-- EXERCISE GOAL --
Locate the lines of the listing below that hold "from", then copy each of them.

──────── SOURCE DATA

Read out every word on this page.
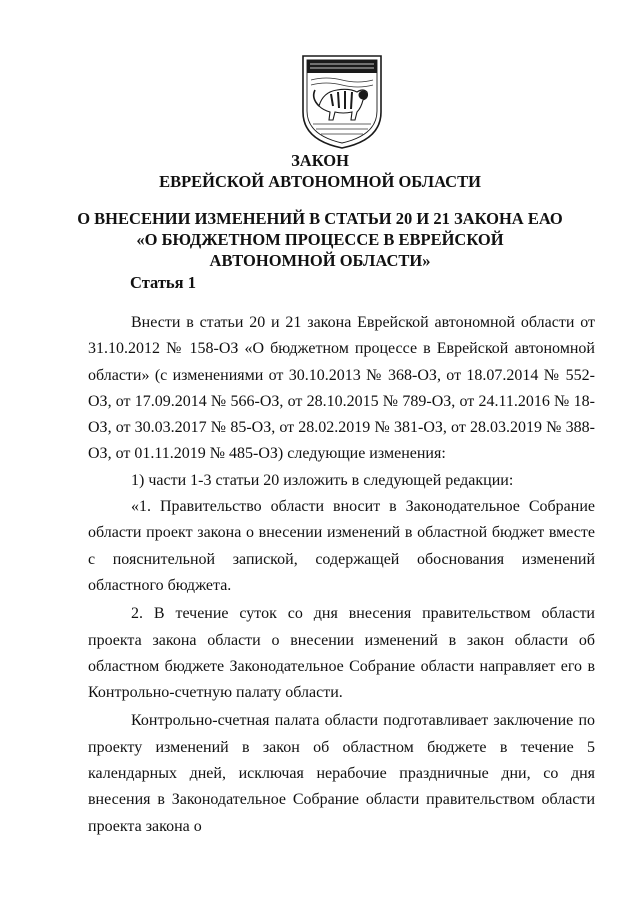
ЗАКОН
ЕВРЕЙСКОЙ АВТОНОМНОЙ ОБЛАСТИ
О ВНЕСЕНИИ ИЗМЕНЕНИЙ В СТАТЬИ 20 И 21 ЗАКОНА ЕАО
«О БЮДЖЕТНОМ ПРОЦЕССЕ В ЕВРЕЙСКОЙ
АВТОНОМНОЙ ОБЛАСТИ»
Статья 1

Внести в статьи 20 и 21 закона Еврейской автономной области от 31.10.2012 № 158-ОЗ «О бюджетном процессе в Еврейской автономной области» (с изменениями от 30.10.2013 № 368-ОЗ, от 18.07.2014 № 552-ОЗ, от 17.09.2014 № 566-ОЗ, от 28.10.2015 № 789-ОЗ, от 24.11.2016 № 18-ОЗ, от 30.03.2017 № 85-ОЗ, от 28.02.2019 № 381-ОЗ, от 28.03.2019 № 388-ОЗ, от 01.11.2019 № 485-ОЗ) следующие изменения:

1) части 1-3 статьи 20 изложить в следующей редакции:

«1. Правительство области вносит в Законодательное Собрание области проект закона о внесении изменений в областной бюджет вместе с пояснительной запиской, содержащей обоснования изменений областного бюджета.

2. В течение суток со дня внесения правительством области проекта закона области о внесении изменений в закон области об областном бюджете Законодательное Собрание области направляет его в Контрольно-счетную палату области.

Контрольно-счетная палата области подготавливает заключение по проекту изменений в закон об областном бюджете в течение 5 календарных дней, исключая нерабочие праздничные дни, со дня внесения в Законодательное Собрание области правительством области проекта закона о
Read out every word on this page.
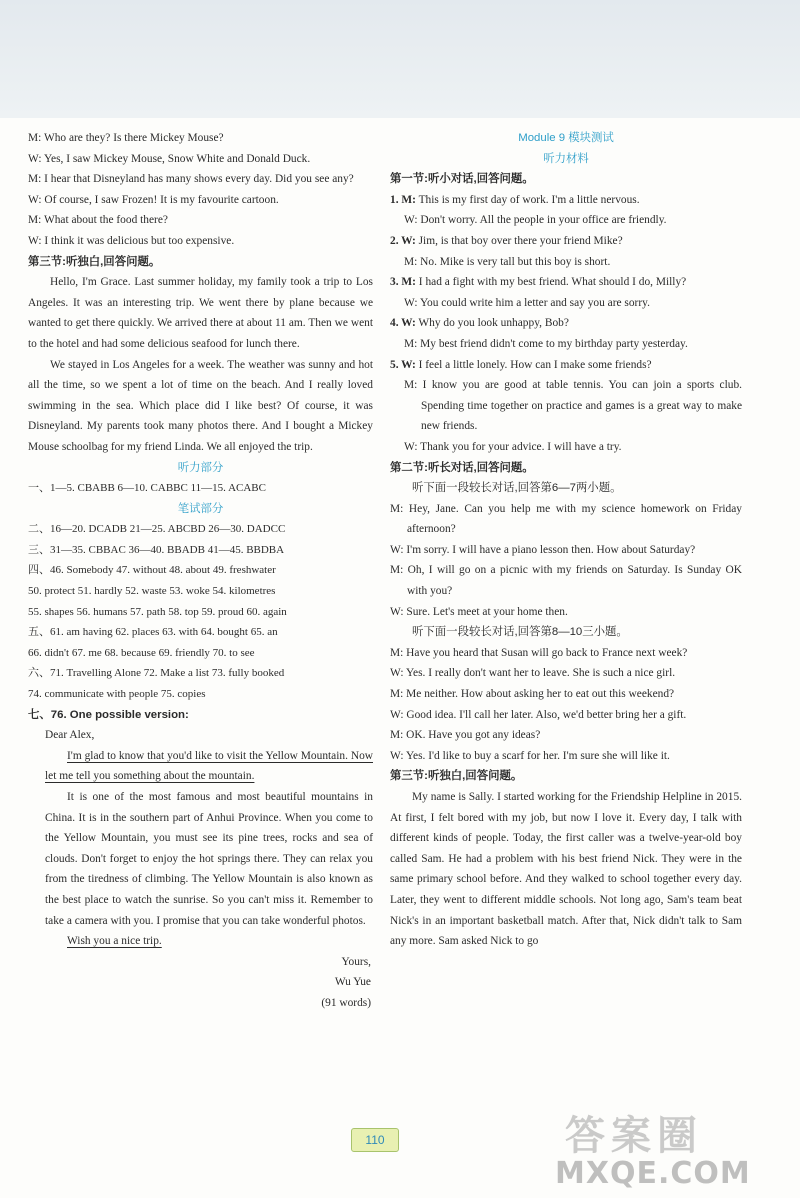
M: Who are they? Is there Mickey Mouse?

W: Yes, I saw Mickey Mouse, Snow White and Donald Duck.

M: I hear that Disneyland has many shows every day. Did you see any?

W: Of course, I saw Frozen! It is my favourite cartoon.

M: What about the food there?

W: I think it was delicious but too expensive.

第三节:听独白,回答问题。

Hello, I'm Grace. Last summer holiday, my family took a trip to Los Angeles. It was an interesting trip. We went there by plane because we wanted to get there quickly. We arrived there at about 11 am. Then we went to the hotel and had some delicious seafood for lunch there.

We stayed in Los Angeles for a week. The weather was sunny and hot all the time, so we spent a lot of time on the beach. And I really loved swimming in the sea. Which place did I like best? Of course, it was Disneyland. My parents took many photos there. And I bought a Mickey Mouse schoolbag for my friend Linda. We all enjoyed the trip.

听力部分

一、1—5. CBABB 6—10. CABBC 11—15. ACABC

笔试部分

二、16—20. DCADB 21—25. ABCBD 26—30. DADCC

三、31—35. CBBAC 36—40. BBADB 41—45. BBDBA

四、46. Somebody 47. without 48. about 49. freshwater

50. protect 51. hardly 52. waste 53. woke 54. kilometres

55. shapes 56. humans 57. path 58. top 59. proud 60. again

五、61. am having 62. places 63. with 64. bought 65. an

66. didn't 67. me 68. because 69. friendly 70. to see

六、71. Travelling Alone 72. Make a list 73. fully booked

74. communicate with people 75. copies

七、76. One possible version:

Dear Alex,

I'm glad to know that you'd like to visit the Yellow Mountain. Now let me tell you something about the mountain.

It is one of the most famous and most beautiful mountains in China. It is in the southern part of Anhui Province. When you come to the Yellow Mountain, you must see its pine trees, rocks and sea of clouds. Don't forget to enjoy the hot springs there. They can relax you from the tiredness of climbing. The Yellow Mountain is also known as the best place to watch the sunrise. So you can't miss it. Remember to take a camera with you. I promise that you can take wonderful photos.

Wish you a nice trip.

Yours,

Wu Yue

(91 words)

Module 9 模块测试

听力材料

第一节:听小对话,回答问题。

1. M: This is my first day of work. I'm a little nervous.

W: Don't worry. All the people in your office are friendly.

2. W: Jim, is that boy over there your friend Mike?

M: No. Mike is very tall but this boy is short.

3. M: I had a fight with my best friend. What should I do, Milly?

W: You could write him a letter and say you are sorry.

4. W: Why do you look unhappy, Bob?

M: My best friend didn't come to my birthday party yesterday.

5. W: I feel a little lonely. How can I make some friends?

M: I know you are good at table tennis. You can join a sports club. Spending time together on practice and games is a great way to make new friends.

W: Thank you for your advice. I will have a try.

第二节:听长对话,回答问题。

听下面一段较长对话,回答第6—7两小题。

M: Hey, Jane. Can you help me with my science homework on Friday afternoon?

W: I'm sorry. I will have a piano lesson then. How about Saturday?

M: Oh, I will go on a picnic with my friends on Saturday. Is Sunday OK with you?

W: Sure. Let's meet at your home then.

听下面一段较长对话,回答第8—10三小题。

M: Have you heard that Susan will go back to France next week?

W: Yes. I really don't want her to leave. She is such a nice girl.

M: Me neither. How about asking her to eat out this weekend?

W: Good idea. I'll call her later. Also, we'd better bring her a gift.

M: OK. Have you got any ideas?

W: Yes. I'd like to buy a scarf for her. I'm sure she will like it.

第三节:听独白,回答问题。

My name is Sally. I started working for the Friendship Helpline in 2015. At first, I felt bored with my job, but now I love it. Every day, I talk with different kinds of people. Today, the first caller was a twelve-year-old boy called Sam. He had a problem with his best friend Nick. They were in the same primary school before. And they walked to school together every day. Later, they went to different middle schools. Not long ago, Sam's team beat Nick's in an important basketball match. After that, Nick didn't talk to Sam any more. Sam asked Nick to go

110	答案圈
MXQE.COM
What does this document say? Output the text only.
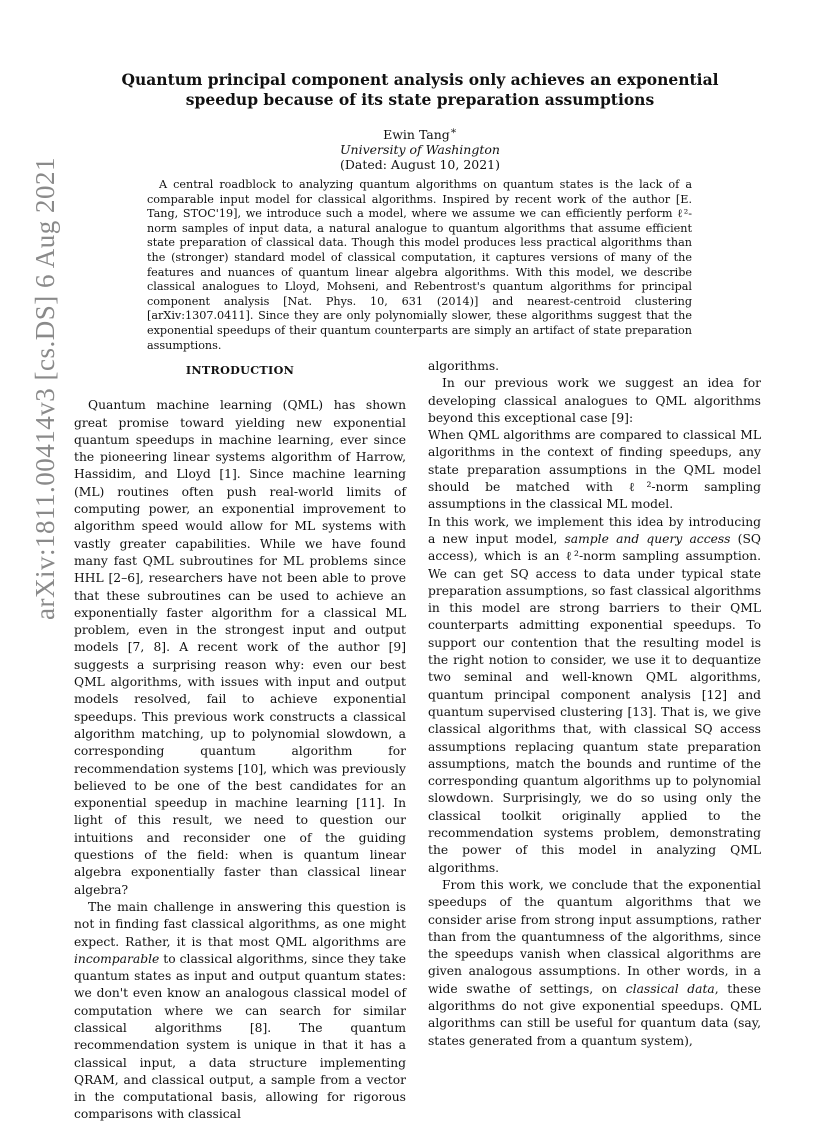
arXiv:1811.00414v3 [cs.DS] 6 Aug 2021
Quantum principal component analysis only achieves an exponential speedup because of its state preparation assumptions
Ewin Tang∗
University of Washington
(Dated: August 10, 2021)
A central roadblock to analyzing quantum algorithms on quantum states is the lack of a comparable input model for classical algorithms. Inspired by recent work of the author [E. Tang, STOC'19], we introduce such a model, where we assume we can efficiently perform ℓ²-norm samples of input data, a natural analogue to quantum algorithms that assume efficient state preparation of classical data. Though this model produces less practical algorithms than the (stronger) standard model of classical computation, it captures versions of many of the features and nuances of quantum linear algebra algorithms. With this model, we describe classical analogues to Lloyd, Mohseni, and Rebentrost's quantum algorithms for principal component analysis [Nat. Phys. 10, 631 (2014)] and nearest-centroid clustering [arXiv:1307.0411]. Since they are only polynomially slower, these algorithms suggest that the exponential speedups of their quantum counterparts are simply an artifact of state preparation assumptions.
INTRODUCTION

Quantum machine learning (QML) has shown great promise toward yielding new exponential quantum speedups in machine learning, ever since the pioneering linear systems algorithm of Harrow, Hassidim, and Lloyd [1]. Since machine learning (ML) routines often push real-world limits of computing power, an exponential improvement to algorithm speed would allow for ML systems with vastly greater capabilities. While we have found many fast QML subroutines for ML problems since HHL [2–6], researchers have not been able to prove that these subroutines can be used to achieve an exponentially faster algorithm for a classical ML problem, even in the strongest input and output models [7, 8]. A recent work of the author [9] suggests a surprising reason why: even our best QML algorithms, with issues with input and output models resolved, fail to achieve exponential speedups. This previous work constructs a classical algorithm matching, up to polynomial slowdown, a corresponding quantum algorithm for recommendation systems [10], which was previously believed to be one of the best candidates for an exponential speedup in machine learning [11]. In light of this result, we need to question our intuitions and reconsider one of the guiding questions of the field: when is quantum linear algebra exponentially faster than classical linear algebra?

The main challenge in answering this question is not in finding fast classical algorithms, as one might expect. Rather, it is that most QML algorithms are incomparable to classical algorithms, since they take quantum states as input and output quantum states: we don't even know an analogous classical model of computation where we can search for similar classical algorithms [8]. The quantum recommendation system is unique in that it has a classical input, a data structure implementing QRAM, and classical output, a sample from a vector in the computational basis, allowing for rigorous comparisons with classical

algorithms.

In our previous work we suggest an idea for developing classical analogues to QML algorithms beyond this exceptional case [9]:

When QML algorithms are compared to classical ML algorithms in the context of finding speedups, any state preparation assumptions in the QML model should be matched with ℓ²-norm sampling assumptions in the classical ML model.

In this work, we implement this idea by introducing a new input model, sample and query access (SQ access), which is an ℓ²-norm sampling assumption. We can get SQ access to data under typical state preparation assumptions, so fast classical algorithms in this model are strong barriers to their QML counterparts admitting exponential speedups. To support our contention that the resulting model is the right notion to consider, we use it to dequantize two seminal and well-known QML algorithms, quantum principal component analysis [12] and quantum supervised clustering [13]. That is, we give classical algorithms that, with classical SQ access assumptions replacing quantum state preparation assumptions, match the bounds and runtime of the corresponding quantum algorithms up to polynomial slowdown. Surprisingly, we do so using only the classical toolkit originally applied to the recommendation systems problem, demonstrating the power of this model in analyzing QML algorithms.

From this work, we conclude that the exponential speedups of the quantum algorithms that we consider arise from strong input assumptions, rather than from the quantumness of the algorithms, since the speedups vanish when classical algorithms are given analogous assumptions. In other words, in a wide swathe of settings, on classical data, these algorithms do not give exponential speedups. QML algorithms can still be useful for quantum data (say, states generated from a quantum system),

────────────────

-- COMPLETE RESPONSE --
It is one of the most famous and most beautiful mountains in China. It is in the southern part of Anhui Province. When you come to the Yellow Mountain, you must see its pine trees, rocks and sea of clouds. Don't forget to enjoy the hot springs there. They can relax you from the tiredness of climbing. The Yellow Mountain is also known as the best place to watch the sunrise. So you can't miss it. Remember to take a camera with you. I promise that you can take wonderful photos.
The main challenge in answering this question is not in finding fast classical algorithms, as one might expect. Rather, it is that most QML algorithms are incomparable to classical algorithms, since they take quantum states as input and output quantum states: we don't even know an analogous classical model of computation where we can search for similar classical algorithms [8]. The quantum recommendation system is unique in that it has a classical input, a data structure implementing QRAM, and classical output, a sample from a vector in the computational basis, allowing for rigorous comparisons with classical
From this work, we conclude that the exponential speedups of the quantum algorithms that we consider arise from strong input assumptions, rather than from the quantumness of the algorithms, since the speedups vanish when classical algorithms are given analogous assumptions. In other words, in a wide swathe of settings, on classical data, these algorithms do not give exponential speedups. QML algorithms can still be useful for quantum data (say, states generated from a quantum system),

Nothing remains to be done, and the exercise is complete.